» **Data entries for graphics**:
************
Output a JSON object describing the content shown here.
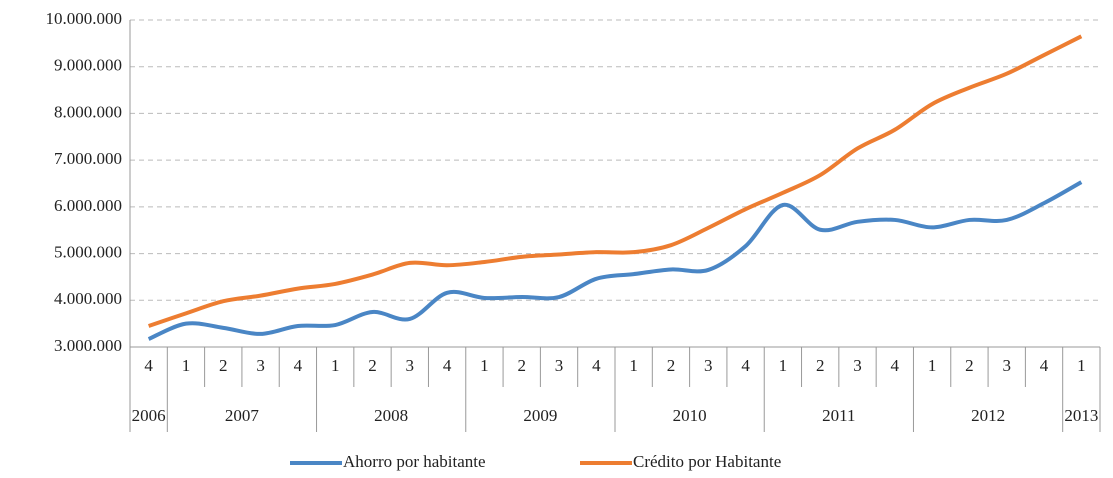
{
  "chart_data": {
    "type": "line",
    "categories": [
      {
        "quarter": "4",
        "year": "2006"
      },
      {
        "quarter": "1",
        "year": "2007"
      },
      {
        "quarter": "2",
        "year": "2007"
      },
      {
        "quarter": "3",
        "year": "2007"
      },
      {
        "quarter": "4",
        "year": "2007"
      },
      {
        "quarter": "1",
        "year": "2008"
      },
      {
        "quarter": "2",
        "year": "2008"
      },
      {
        "quarter": "3",
        "year": "2008"
      },
      {
        "quarter": "4",
        "year": "2008"
      },
      {
        "quarter": "1",
        "year": "2009"
      },
      {
        "quarter": "2",
        "year": "2009"
      },
      {
        "quarter": "3",
        "year": "2009"
      },
      {
        "quarter": "4",
        "year": "2009"
      },
      {
        "quarter": "1",
        "year": "2010"
      },
      {
        "quarter": "2",
        "year": "2010"
      },
      {
        "quarter": "3",
        "year": "2010"
      },
      {
        "quarter": "4",
        "year": "2010"
      },
      {
        "quarter": "1",
        "year": "2011"
      },
      {
        "quarter": "2",
        "year": "2011"
      },
      {
        "quarter": "3",
        "year": "2011"
      },
      {
        "quarter": "4",
        "year": "2011"
      },
      {
        "quarter": "1",
        "year": "2012"
      },
      {
        "quarter": "2",
        "year": "2012"
      },
      {
        "quarter": "3",
        "year": "2012"
      },
      {
        "quarter": "4",
        "year": "2012"
      },
      {
        "quarter": "1",
        "year": "2013"
      }
    ],
    "series": [
      {
        "name": "Ahorro por habitante",
        "color": "#4a86c5",
        "values": [
          3170000,
          3500000,
          3410000,
          3280000,
          3450000,
          3470000,
          3750000,
          3600000,
          4160000,
          4050000,
          4070000,
          4070000,
          4460000,
          4560000,
          4660000,
          4650000,
          5160000,
          6040000,
          5510000,
          5680000,
          5720000,
          5560000,
          5720000,
          5720000,
          6080000,
          6530000
        ]
      },
      {
        "name": "Crédito por Habitante",
        "color": "#ed7d31",
        "values": [
          3450000,
          3720000,
          3980000,
          4100000,
          4250000,
          4350000,
          4550000,
          4800000,
          4750000,
          4820000,
          4930000,
          4980000,
          5030000,
          5030000,
          5180000,
          5550000,
          5950000,
          6300000,
          6680000,
          7250000,
          7650000,
          8200000,
          8550000,
          8850000,
          9250000,
          9650000
        ]
      }
    ],
    "ylim": [
      3000000,
      10000000
    ],
    "yticks": [
      {
        "value": 3000000,
        "label": "3.000.000"
      },
      {
        "value": 4000000,
        "label": "4.000.000"
      },
      {
        "value": 5000000,
        "label": "5.000.000"
      },
      {
        "value": 6000000,
        "label": "6.000.000"
      },
      {
        "value": 7000000,
        "label": "7.000.000"
      },
      {
        "value": 8000000,
        "label": "8.000.000"
      },
      {
        "value": 9000000,
        "label": "9.000.000"
      },
      {
        "value": 10000000,
        "label": "10.000.000"
      }
    ],
    "grid": true,
    "legend": "bottom"
  }
}
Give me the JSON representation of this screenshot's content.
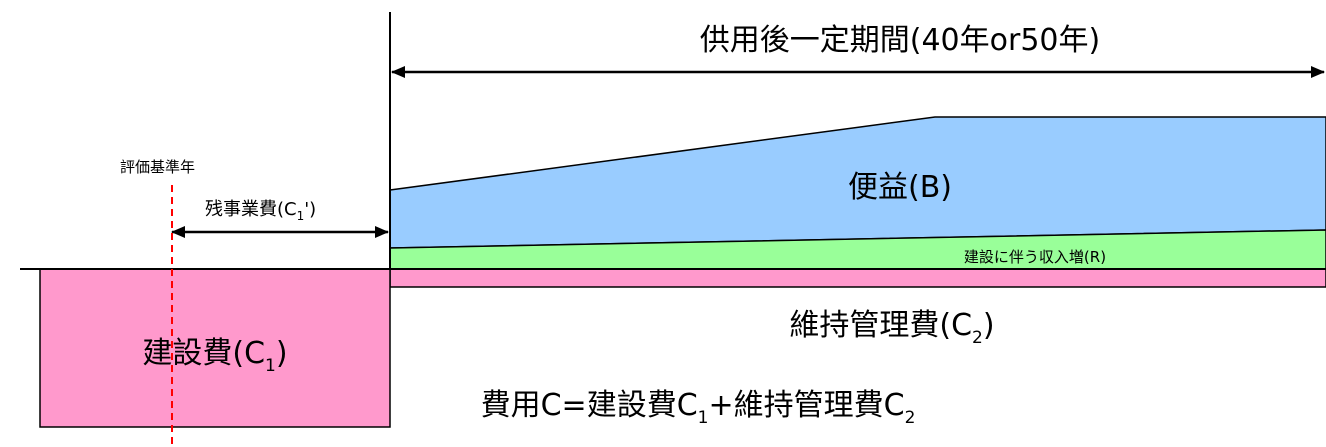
************
» **Short task**: Copy out each line of the data containing the string "JSON".

» **Response to this task**:
Output a JSON object describing the content shown here.
Give me the JSON representation of this screenshot's content.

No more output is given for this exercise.